Records from a collection of figures:

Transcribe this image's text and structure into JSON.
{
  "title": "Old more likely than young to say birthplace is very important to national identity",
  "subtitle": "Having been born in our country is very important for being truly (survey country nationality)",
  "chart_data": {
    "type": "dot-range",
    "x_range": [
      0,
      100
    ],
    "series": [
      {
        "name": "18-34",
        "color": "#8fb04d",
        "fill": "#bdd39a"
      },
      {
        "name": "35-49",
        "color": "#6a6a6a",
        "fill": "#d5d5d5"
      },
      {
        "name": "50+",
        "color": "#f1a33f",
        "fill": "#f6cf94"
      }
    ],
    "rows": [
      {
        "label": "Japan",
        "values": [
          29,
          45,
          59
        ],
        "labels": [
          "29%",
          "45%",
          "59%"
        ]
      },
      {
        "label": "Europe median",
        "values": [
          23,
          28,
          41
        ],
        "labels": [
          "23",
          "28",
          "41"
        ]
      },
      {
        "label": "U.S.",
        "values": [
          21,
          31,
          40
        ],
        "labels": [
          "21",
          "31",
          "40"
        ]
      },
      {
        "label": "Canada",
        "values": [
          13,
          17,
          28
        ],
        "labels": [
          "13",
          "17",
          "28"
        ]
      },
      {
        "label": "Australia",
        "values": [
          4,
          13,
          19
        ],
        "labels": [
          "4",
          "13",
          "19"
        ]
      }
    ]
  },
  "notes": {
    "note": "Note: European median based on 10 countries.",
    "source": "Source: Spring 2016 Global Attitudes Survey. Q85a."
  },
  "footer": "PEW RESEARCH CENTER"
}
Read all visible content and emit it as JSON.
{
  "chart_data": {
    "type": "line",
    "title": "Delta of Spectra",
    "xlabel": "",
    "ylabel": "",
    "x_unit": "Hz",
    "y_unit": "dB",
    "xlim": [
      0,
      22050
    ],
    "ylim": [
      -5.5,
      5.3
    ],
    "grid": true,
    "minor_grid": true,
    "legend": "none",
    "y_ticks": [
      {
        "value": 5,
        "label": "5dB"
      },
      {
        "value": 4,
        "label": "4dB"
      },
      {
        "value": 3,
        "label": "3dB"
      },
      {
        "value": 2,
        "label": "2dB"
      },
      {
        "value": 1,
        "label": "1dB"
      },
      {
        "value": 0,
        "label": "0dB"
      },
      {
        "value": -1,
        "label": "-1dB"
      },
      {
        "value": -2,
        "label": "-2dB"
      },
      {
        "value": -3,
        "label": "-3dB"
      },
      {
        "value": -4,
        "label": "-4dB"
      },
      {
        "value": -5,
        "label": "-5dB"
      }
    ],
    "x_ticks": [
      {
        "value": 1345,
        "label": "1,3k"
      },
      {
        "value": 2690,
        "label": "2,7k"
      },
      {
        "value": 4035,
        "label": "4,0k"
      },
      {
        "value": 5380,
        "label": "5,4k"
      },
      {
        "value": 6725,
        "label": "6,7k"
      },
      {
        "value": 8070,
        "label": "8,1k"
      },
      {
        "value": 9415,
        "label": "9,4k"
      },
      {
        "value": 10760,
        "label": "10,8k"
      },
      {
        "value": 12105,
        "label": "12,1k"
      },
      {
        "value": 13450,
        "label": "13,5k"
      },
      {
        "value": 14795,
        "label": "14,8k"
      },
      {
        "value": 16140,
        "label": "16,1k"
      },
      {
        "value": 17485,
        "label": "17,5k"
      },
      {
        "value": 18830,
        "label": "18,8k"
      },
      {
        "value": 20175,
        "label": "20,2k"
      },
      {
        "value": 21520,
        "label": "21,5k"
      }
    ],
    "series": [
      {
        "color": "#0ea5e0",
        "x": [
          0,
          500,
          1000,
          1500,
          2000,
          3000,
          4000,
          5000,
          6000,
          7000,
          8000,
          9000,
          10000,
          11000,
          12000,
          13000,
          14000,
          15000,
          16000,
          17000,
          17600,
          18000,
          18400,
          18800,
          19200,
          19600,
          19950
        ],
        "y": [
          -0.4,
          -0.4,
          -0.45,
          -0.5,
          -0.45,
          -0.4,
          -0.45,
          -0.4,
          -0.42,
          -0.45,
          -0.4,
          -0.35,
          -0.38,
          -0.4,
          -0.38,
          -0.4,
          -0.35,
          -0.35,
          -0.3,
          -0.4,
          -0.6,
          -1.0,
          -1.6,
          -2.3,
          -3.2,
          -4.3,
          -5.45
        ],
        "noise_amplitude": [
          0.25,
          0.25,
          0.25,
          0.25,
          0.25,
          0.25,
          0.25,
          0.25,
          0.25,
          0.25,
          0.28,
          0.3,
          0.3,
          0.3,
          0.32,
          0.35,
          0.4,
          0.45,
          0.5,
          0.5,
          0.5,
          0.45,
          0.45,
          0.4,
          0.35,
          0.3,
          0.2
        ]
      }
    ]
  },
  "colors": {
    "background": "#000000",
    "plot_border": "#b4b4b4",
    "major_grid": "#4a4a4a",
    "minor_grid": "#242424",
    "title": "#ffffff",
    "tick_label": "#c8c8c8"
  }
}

* [WHAT IS ASKED]: Return the listing above in its exact form.

* [SOLUTION TO THIS PROBLEM]:
Transcribe this image's text and structure into JSON.
{
  "title": "Old more likely than young to say birthplace is very important to national identity",
  "subtitle": "Having been born in our country is very important for being truly (survey country nationality)",
  "chart_data": {
    "type": "dot-range",
    "x_range": [
      0,
      100
    ],
    "series": [
      {
        "name": "18-34",
        "color": "#8fb04d",
        "fill": "#bdd39a"
      },
      {
        "name": "35-49",
        "color": "#6a6a6a",
        "fill": "#d5d5d5"
      },
      {
        "name": "50+",
        "color": "#f1a33f",
        "fill": "#f6cf94"
      }
    ],
    "rows": [
      {
        "label": "Japan",
        "values": [
          29,
          45,
          59
        ],
        "labels": [
          "29%",
          "45%",
          "59%"
        ]
      },
      {
        "label": "Europe median",
        "values": [
          23,
          28,
          41
        ],
        "labels": [
          "23",
          "28",
          "41"
        ]
      },
      {
        "label": "U.S.",
        "values": [
          21,
          31,
          40
        ],
        "labels": [
          "21",
          "31",
          "40"
        ]
      },
      {
        "label": "Canada",
        "values": [
          13,
          17,
          28
        ],
        "labels": [
          "13",
          "17",
          "28"
        ]
      },
      {
        "label": "Australia",
        "values": [
          4,
          13,
          19
        ],
        "labels": [
          "4",
          "13",
          "19"
        ]
      }
    ]
  },
  "notes": {
    "note": "Note: European median based on 10 countries.",
    "source": "Source: Spring 2016 Global Attitudes Survey. Q85a."
  },
  "footer": "PEW RESEARCH CENTER"
}
Read all visible content and emit it as JSON.
{
  "chart_data": {
    "type": "line",
    "title": "Delta of Spectra",
    "xlabel": "",
    "ylabel": "",
    "x_unit": "Hz",
    "y_unit": "dB",
    "xlim": [
      0,
      22050
    ],
    "ylim": [
      -5.5,
      5.3
    ],
    "grid": true,
    "minor_grid": true,
    "legend": "none",
    "y_ticks": [
      {
        "value": 5,
        "label": "5dB"
      },
      {
        "value": 4,
        "label": "4dB"
      },
      {
        "value": 3,
        "label": "3dB"
      },
      {
        "value": 2,
        "label": "2dB"
      },
      {
        "value": 1,
        "label": "1dB"
      },
      {
        "value": 0,
        "label": "0dB"
      },
      {
        "value": -1,
        "label": "-1dB"
      },
      {
        "value": -2,
        "label": "-2dB"
      },
      {
        "value": -3,
        "label": "-3dB"
      },
      {
        "value": -4,
        "label": "-4dB"
      },
      {
        "value": -5,
        "label": "-5dB"
      }
    ],
    "x_ticks": [
      {
        "value": 1345,
        "label": "1,3k"
      },
      {
        "value": 2690,
        "label": "2,7k"
      },
      {
        "value": 4035,
        "label": "4,0k"
      },
      {
        "value": 5380,
        "label": "5,4k"
      },
      {
        "value": 6725,
        "label": "6,7k"
      },
      {
        "value": 8070,
        "label": "8,1k"
      },
      {
        "value": 9415,
        "label": "9,4k"
      },
      {
        "value": 10760,
        "label": "10,8k"
      },
      {
        "value": 12105,
        "label": "12,1k"
      },
      {
        "value": 13450,
        "label": "13,5k"
      },
      {
        "value": 14795,
        "label": "14,8k"
      },
      {
        "value": 16140,
        "label": "16,1k"
      },
      {
        "value": 17485,
        "label": "17,5k"
      },
      {
        "value": 18830,
        "label": "18,8k"
      },
      {
        "value": 20175,
        "label": "20,2k"
      },
      {
        "value": 21520,
        "label": "21,5k"
      }
    ],
    "series": [
      {
        "color": "#0ea5e0",
        "x": [
          0,
          500,
          1000,
          1500,
          2000,
          3000,
          4000,
          5000,
          6000,
          7000,
          8000,
          9000,
          10000,
          11000,
          12000,
          13000,
          14000,
          15000,
          16000,
          17000,
          17600,
          18000,
          18400,
          18800,
          19200,
          19600,
          19950
        ],
        "y": [
          -0.4,
          -0.4,
          -0.45,
          -0.5,
          -0.45,
          -0.4,
          -0.45,
          -0.4,
          -0.42,
          -0.45,
          -0.4,
          -0.35,
          -0.38,
          -0.4,
          -0.38,
          -0.4,
          -0.35,
          -0.35,
          -0.3,
          -0.4,
          -0.6,
          -1.0,
          -1.6,
          -2.3,
          -3.2,
          -4.3,
          -5.45
        ],
        "noise_amplitude": [
          0.25,
          0.25,
          0.25,
          0.25,
          0.25,
          0.25,
          0.25,
          0.25,
          0.25,
          0.25,
          0.28,
          0.3,
          0.3,
          0.3,
          0.32,
          0.35,
          0.4,
          0.45,
          0.5,
          0.5,
          0.5,
          0.45,
          0.45,
          0.4,
          0.35,
          0.3,
          0.2
        ]
      }
    ]
  },
  "colors": {
    "background": "#000000",
    "plot_border": "#b4b4b4",
    "major_grid": "#4a4a4a",
    "minor_grid": "#242424",
    "title": "#ffffff",
    "tick_label": "#c8c8c8"
  }
}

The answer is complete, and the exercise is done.